ACTIVITY LIST:
1. Write out the surrogacy forum thread word for word, starting at "ETA: I can't" and ending at "go to court.".
2. Continue the surrogacy forum thread from where it stops.

PAGE TEXT:
◆ ◆ ◆ ◆ ◆
I'm wondering if the intended father is just scared that you'll want the baby back or something irrational? I know my husband (after our first was born) was almost pathologically protective, to the point I was like, relax. Your post is so eloquent and speaks so clearly of your pain, would it make a difference to email it to him (or the appropriate portions of it) so that he could see where your coming from? That is, of course, if you haven't already done something like that.

My last thought is that you sound a little like I did when I had PPD, although you have an accompanying good reason to be down (unlike me). Have you checked in with a therapist or other who might help you cope/deal/overcome these very valid, very real feelings? I know I'm just not able to cope in my regular strong woman way for about a year after giving birth. This is not to say that 'it's just hormones' or anything diminishing like that, more to just say not to discount the impact that carrying a baby and giving birth can have on your emotional ability to deal with the occasional crap that life hands us.

Hugs to you mama. No matter what you did a tremendously good thing, whether this father wants to acknowledge it or not.

ETA: I can't believe I missed the point about them not wanting to pay you! That definitely changes your interaction. Like PPs said, do you have legal recourse??
post #6 of 12
Thread Starter 
Yes I have a contract and I will get paid.. eventually. It will take weeks and weeks to go to court.

I would really love to go to counseling, but halfway through this pregnancy my insurance went out, so it was agreed that I would pay the medical bills and get reimbursed afterwards, now they do not want to pay. I have paid $200 upfront for every prenatal appt and 400 up front for every ultrasound. It got very expensive, but I never thought in a million years they would try to refuse to pay me for that.

So I guess I get to hurry up and wait.
post #7 of 12


I can't think of anything to say that will make you feel better, but just know that you are amazing and I hope you find some peace.
post #8 of 12
Thread Starter 
I think if it was just my problem I could deal.. get over it.. move on..
◆ ◆ ◆ ◆ ◆
EXTRACTED MATERIAL:
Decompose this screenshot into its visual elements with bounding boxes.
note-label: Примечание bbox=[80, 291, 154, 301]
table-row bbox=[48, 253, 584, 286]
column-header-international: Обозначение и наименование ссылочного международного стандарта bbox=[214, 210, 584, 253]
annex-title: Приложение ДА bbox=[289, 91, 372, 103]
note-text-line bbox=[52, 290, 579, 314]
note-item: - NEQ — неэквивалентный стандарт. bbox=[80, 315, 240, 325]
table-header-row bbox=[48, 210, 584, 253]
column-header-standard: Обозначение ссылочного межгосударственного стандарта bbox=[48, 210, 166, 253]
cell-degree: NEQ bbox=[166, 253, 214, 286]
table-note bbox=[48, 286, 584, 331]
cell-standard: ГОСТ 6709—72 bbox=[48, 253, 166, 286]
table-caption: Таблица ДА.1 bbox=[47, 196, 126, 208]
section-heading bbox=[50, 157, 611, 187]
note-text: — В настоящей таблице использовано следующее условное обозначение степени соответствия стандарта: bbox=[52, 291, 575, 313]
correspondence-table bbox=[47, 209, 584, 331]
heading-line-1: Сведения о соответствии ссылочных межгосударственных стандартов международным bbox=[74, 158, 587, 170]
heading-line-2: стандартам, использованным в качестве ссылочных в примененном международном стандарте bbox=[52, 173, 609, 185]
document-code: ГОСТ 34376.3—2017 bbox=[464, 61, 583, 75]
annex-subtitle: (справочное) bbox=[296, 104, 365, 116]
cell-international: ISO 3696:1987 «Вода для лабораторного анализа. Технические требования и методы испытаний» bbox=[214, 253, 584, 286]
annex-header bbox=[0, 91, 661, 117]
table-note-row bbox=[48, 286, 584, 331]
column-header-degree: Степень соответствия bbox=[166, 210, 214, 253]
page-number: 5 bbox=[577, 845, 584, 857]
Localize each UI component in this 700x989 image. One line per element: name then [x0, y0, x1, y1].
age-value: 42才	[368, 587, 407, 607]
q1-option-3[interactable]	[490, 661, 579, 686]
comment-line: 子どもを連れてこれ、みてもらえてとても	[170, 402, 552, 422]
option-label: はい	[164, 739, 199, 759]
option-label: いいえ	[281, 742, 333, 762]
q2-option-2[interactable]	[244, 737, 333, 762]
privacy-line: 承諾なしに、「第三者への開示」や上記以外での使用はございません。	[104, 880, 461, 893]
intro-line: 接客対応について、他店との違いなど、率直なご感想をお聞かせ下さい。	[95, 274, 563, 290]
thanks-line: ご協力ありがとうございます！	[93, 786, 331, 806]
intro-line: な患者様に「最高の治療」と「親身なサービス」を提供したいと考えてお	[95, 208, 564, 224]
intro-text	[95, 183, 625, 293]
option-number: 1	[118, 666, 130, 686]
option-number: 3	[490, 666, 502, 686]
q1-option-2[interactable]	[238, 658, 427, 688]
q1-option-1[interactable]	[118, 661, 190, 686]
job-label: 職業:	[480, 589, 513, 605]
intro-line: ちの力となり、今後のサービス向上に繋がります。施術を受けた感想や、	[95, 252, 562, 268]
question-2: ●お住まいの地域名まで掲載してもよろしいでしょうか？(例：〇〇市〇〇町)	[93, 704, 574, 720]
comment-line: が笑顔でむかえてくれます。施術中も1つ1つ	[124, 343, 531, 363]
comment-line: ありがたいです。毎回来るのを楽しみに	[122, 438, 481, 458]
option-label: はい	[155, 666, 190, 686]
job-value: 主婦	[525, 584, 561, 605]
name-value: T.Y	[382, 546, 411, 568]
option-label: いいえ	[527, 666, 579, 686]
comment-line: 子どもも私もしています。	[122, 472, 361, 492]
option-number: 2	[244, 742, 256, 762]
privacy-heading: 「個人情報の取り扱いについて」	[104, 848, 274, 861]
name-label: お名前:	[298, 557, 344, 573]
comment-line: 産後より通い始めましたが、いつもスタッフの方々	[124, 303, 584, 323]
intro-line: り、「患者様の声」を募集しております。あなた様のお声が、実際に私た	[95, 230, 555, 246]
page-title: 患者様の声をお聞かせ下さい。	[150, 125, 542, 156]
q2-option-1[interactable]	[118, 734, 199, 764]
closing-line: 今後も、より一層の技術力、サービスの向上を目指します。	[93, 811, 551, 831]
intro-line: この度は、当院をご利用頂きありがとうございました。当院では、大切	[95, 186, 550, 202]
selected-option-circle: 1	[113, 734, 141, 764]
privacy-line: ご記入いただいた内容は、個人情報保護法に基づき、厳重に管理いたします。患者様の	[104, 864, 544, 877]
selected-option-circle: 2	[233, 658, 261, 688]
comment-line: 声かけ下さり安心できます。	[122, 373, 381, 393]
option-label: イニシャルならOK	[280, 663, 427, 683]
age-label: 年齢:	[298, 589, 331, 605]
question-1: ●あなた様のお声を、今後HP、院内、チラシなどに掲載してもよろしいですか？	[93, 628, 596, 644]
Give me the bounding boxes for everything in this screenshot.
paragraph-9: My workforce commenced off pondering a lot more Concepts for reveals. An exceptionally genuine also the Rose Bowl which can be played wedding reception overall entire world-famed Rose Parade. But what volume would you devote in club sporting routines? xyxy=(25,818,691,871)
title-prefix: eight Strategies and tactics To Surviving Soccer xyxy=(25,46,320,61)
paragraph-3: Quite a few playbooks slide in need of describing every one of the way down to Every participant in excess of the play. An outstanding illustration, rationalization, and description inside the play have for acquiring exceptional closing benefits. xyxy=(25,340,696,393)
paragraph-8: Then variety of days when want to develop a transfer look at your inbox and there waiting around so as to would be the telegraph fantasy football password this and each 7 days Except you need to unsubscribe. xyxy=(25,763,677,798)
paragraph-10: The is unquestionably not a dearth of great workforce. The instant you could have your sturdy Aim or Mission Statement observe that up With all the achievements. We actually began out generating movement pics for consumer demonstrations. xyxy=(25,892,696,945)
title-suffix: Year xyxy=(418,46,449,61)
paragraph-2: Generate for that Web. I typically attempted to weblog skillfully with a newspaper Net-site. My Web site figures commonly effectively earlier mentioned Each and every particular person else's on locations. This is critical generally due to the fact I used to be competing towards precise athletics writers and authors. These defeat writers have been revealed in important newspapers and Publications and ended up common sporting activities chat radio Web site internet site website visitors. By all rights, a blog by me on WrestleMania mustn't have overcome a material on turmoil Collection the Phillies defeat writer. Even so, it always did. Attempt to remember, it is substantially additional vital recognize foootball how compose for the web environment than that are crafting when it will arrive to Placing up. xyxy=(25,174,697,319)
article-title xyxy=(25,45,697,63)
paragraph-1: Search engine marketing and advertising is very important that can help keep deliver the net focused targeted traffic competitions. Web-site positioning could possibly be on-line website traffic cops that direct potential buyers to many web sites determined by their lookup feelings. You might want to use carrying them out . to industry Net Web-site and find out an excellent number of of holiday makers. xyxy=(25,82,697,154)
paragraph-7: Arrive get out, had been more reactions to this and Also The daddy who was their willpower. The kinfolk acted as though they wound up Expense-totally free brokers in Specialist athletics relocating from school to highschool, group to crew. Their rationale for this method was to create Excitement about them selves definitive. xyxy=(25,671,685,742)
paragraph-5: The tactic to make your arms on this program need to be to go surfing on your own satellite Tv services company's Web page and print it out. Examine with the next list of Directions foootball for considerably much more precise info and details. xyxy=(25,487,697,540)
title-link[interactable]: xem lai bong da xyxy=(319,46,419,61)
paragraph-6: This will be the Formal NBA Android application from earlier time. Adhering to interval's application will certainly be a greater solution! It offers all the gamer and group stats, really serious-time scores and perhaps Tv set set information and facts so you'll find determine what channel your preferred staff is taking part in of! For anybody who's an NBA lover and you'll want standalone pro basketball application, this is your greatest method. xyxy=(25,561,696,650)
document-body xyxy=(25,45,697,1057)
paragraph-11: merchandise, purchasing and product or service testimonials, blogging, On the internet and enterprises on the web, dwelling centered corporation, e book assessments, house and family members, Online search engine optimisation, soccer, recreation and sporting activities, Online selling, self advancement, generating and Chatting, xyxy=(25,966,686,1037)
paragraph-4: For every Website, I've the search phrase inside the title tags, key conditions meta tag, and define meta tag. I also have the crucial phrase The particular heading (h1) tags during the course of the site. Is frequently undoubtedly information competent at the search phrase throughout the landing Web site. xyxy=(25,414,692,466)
◆ ◆ ◆ ◆ ◆
EXERCISE RESPONSES:
1.
ETA: I can't believe I missed the point about them not wanting to pay you! That definitely changes your interaction. Like PPs said, do you have legal recourse??
post #6 of 12
Thread Starter 
Yes I have a contract and I will get paid.. eventually. It will take weeks and weeks to go to court.

2.
But I just see the grief in everyone here over it.. like why don't they love us anymore.. its heavy in the air here.. everyone is tip toeing around me.. offering me extras because they feel sorry for me. I feel so sorry for them.
post #9 of 12
Oh, mama, I'm so sorry. I would be pissed! And hurt! I'm with you- if they'd have told you up front what their expectations were, you could have prepared yourself better. Why be deceitful, what's the point?
I also agree with the pp that suggested checking into PPD. I experienced PPD with my son, and it magnified all my feelings x1000.
Take care of yourself.
post #10 of 12
Oh my gosh, that was a horrible, disgusting, heartless thing that those people did to you and your family! You performed an incredibly selfless act that most women would not be able to do. I'm sorry that I don't have any advice. I just wanted to empathize with you and give you a
post #11 of 12
There is no excuse for what they did to you, but probably they were acting out of fear/insecurity rather than maliciousness. Maybe they were afraid you would change your mind, so they told you what they sensed you wanted to hear while you were pregnant. Now they have the baby and they feel threatened by having you around.

Absolutely pursue all legal rememdies to make sure they compensate you for expenses and pay you what's in the contract.
post #12 of 12
Quote:
Originally Posted by Drummer's Wife View Post


I can't think of anything to say that will make you feel better, but just know that you are amazing and I hope you find some peace.